### Task goal
Output each entry that follows exactly. Images stay out.

··· Dataset records

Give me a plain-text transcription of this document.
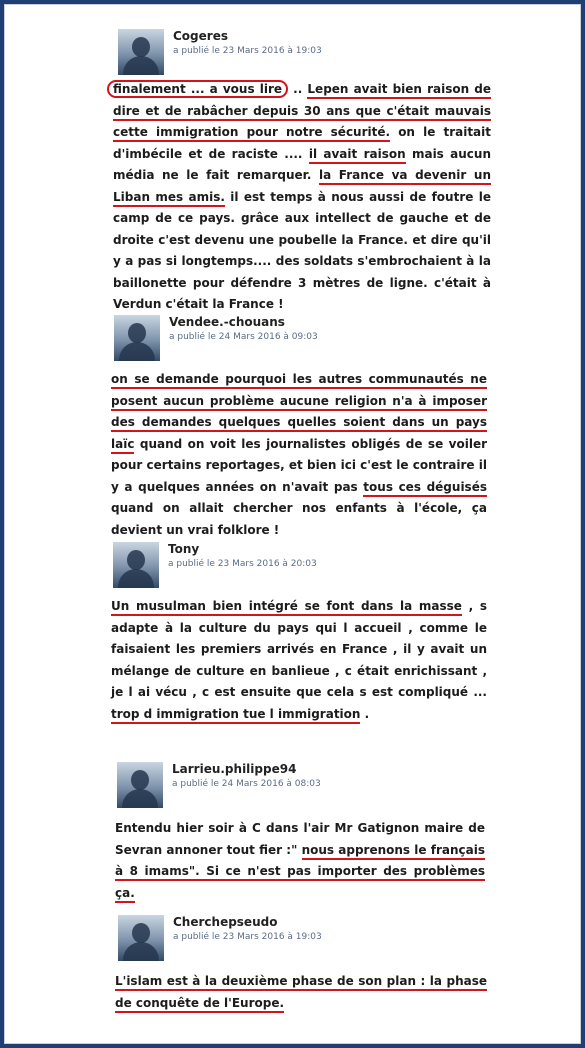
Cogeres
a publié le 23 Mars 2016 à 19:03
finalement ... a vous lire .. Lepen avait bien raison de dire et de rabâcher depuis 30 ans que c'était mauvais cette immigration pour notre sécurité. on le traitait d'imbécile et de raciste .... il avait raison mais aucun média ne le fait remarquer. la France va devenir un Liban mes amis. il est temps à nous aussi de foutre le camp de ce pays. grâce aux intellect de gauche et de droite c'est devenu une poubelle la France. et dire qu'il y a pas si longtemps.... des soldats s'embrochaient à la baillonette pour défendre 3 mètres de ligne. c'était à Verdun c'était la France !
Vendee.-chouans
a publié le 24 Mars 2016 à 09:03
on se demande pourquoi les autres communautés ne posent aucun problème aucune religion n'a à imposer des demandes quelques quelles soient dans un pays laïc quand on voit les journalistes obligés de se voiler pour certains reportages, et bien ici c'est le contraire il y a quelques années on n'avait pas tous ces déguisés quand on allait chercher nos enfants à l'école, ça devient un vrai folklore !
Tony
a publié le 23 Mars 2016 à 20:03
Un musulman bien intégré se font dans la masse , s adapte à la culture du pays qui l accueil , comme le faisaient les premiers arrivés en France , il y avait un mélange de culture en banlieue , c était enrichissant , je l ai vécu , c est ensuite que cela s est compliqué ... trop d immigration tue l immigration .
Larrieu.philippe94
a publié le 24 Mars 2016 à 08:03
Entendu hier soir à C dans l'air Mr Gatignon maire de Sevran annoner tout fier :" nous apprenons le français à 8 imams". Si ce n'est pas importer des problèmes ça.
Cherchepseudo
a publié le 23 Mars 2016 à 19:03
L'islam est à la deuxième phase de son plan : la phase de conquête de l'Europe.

······

### Exercise solution
Give me a plain-text transcription of this document.
Cogeres
a publié le 23 Mars 2016 à 19:03
finalement ... a vous lire .. Lepen avait bien raison de dire et de rabâcher depuis 30 ans que c'était mauvais cette immigration pour notre sécurité. on le traitait d'imbécile et de raciste .... il avait raison mais aucun média ne le fait remarquer. la France va devenir un Liban mes amis. il est temps à nous aussi de foutre le camp de ce pays. grâce aux intellect de gauche et de droite c'est devenu une poubelle la France. et dire qu'il y a pas si longtemps.... des soldats s'embrochaient à la baillonette pour défendre 3 mètres de ligne. c'était à Verdun c'était la France !
Vendee.-chouans
a publié le 24 Mars 2016 à 09:03
on se demande pourquoi les autres communautés ne posent aucun problème aucune religion n'a à imposer des demandes quelques quelles soient dans un pays laïc quand on voit les journalistes obligés de se voiler pour certains reportages, et bien ici c'est le contraire il y a quelques années on n'avait pas tous ces déguisés quand on allait chercher nos enfants à l'école, ça devient un vrai folklore !
Tony
a publié le 23 Mars 2016 à 20:03
Un musulman bien intégré se font dans la masse , s adapte à la culture du pays qui l accueil , comme le faisaient les premiers arrivés en France , il y avait un mélange de culture en banlieue , c était enrichissant , je l ai vécu , c est ensuite que cela s est compliqué ... trop d immigration tue l immigration .
Larrieu.philippe94
a publié le 24 Mars 2016 à 08:03
Entendu hier soir à C dans l'air Mr Gatignon maire de Sevran annoner tout fier :" nous apprenons le français à 8 imams". Si ce n'est pas importer des problèmes ça.
Cherchepseudo
a publié le 23 Mars 2016 à 19:03
L'islam est à la deuxième phase de son plan : la phase de conquête de l'Europe.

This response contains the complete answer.